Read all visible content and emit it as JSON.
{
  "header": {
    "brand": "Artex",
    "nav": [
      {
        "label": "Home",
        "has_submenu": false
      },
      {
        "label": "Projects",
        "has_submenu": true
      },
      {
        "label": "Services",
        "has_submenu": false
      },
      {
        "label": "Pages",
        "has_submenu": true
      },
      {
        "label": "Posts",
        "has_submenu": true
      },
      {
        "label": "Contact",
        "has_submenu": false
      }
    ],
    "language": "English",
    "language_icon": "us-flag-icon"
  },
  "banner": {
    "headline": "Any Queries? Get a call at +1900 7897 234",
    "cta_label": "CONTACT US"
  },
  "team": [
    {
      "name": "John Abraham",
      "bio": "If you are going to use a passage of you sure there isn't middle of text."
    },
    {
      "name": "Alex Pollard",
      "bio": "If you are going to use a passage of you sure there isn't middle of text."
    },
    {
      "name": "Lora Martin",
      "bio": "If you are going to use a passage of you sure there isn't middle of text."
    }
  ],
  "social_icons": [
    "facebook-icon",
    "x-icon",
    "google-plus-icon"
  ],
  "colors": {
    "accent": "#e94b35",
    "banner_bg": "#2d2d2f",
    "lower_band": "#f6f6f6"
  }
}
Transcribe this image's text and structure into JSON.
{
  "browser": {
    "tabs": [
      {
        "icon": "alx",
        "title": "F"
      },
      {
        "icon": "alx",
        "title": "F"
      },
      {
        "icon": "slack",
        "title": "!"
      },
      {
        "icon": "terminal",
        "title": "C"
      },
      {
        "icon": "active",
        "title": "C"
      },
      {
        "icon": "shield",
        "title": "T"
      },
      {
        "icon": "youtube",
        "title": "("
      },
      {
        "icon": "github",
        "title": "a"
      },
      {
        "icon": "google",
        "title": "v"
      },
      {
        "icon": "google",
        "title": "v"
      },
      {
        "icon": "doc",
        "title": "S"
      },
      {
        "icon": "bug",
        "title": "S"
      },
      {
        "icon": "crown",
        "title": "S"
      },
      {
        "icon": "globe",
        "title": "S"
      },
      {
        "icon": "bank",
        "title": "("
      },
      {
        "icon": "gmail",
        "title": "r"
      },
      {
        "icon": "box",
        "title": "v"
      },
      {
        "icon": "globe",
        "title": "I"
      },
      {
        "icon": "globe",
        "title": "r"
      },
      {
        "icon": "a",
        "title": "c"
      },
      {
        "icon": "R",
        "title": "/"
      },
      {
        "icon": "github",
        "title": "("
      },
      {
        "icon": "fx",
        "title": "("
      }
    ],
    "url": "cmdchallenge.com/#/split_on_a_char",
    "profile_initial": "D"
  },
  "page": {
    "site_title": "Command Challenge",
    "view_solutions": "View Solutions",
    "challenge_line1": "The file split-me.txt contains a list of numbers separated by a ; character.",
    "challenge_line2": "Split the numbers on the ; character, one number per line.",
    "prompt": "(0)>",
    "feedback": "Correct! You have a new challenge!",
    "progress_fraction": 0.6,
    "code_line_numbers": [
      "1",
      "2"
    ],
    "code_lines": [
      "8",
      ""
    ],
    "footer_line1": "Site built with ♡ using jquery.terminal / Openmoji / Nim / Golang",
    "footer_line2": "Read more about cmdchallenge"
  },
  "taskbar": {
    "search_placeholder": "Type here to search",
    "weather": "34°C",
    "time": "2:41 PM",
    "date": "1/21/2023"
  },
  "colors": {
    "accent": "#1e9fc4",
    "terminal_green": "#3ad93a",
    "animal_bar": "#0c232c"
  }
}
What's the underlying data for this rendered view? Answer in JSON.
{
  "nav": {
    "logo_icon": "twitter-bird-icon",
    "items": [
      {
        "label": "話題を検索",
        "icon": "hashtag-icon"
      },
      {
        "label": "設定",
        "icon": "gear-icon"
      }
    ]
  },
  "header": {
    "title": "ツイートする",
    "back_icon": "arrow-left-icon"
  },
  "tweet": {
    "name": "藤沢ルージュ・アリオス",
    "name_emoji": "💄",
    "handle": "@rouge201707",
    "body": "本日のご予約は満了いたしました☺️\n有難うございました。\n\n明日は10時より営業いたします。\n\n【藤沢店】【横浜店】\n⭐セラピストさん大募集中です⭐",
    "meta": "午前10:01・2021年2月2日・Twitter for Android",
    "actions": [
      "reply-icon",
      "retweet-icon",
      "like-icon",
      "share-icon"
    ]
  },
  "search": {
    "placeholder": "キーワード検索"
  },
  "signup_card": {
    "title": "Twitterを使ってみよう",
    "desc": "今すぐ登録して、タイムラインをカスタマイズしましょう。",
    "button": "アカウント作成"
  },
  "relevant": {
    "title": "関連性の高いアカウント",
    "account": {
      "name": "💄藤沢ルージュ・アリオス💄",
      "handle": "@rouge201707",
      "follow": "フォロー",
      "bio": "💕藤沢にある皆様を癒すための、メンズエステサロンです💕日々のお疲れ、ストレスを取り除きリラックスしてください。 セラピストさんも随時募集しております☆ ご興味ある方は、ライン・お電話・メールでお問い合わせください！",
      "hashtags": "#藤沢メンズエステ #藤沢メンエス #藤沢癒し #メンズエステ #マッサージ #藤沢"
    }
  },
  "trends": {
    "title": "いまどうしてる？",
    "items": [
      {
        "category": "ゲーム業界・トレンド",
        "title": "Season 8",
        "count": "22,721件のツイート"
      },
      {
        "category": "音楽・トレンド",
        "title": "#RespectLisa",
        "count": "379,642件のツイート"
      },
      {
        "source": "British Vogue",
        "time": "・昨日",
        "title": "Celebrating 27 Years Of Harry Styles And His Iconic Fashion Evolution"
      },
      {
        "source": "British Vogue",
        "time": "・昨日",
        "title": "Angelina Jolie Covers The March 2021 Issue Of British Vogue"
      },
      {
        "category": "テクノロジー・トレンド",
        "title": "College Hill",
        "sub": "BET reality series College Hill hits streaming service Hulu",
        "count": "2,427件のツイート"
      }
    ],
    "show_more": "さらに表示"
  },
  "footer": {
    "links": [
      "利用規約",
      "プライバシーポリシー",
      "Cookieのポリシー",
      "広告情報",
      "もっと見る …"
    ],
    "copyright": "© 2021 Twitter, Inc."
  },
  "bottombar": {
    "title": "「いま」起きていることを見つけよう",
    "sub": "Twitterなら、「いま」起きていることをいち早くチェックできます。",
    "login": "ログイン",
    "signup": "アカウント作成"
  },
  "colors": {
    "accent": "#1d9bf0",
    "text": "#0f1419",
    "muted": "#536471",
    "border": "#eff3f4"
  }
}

┄┄┄┄┄┄┄┄┄┄┄┄┄┄┄┄┄┄┄┄

## [THE TASK]
Count every line bearing the word "cmdchallenge"; report the total only.

## [FINAL RESULT]
2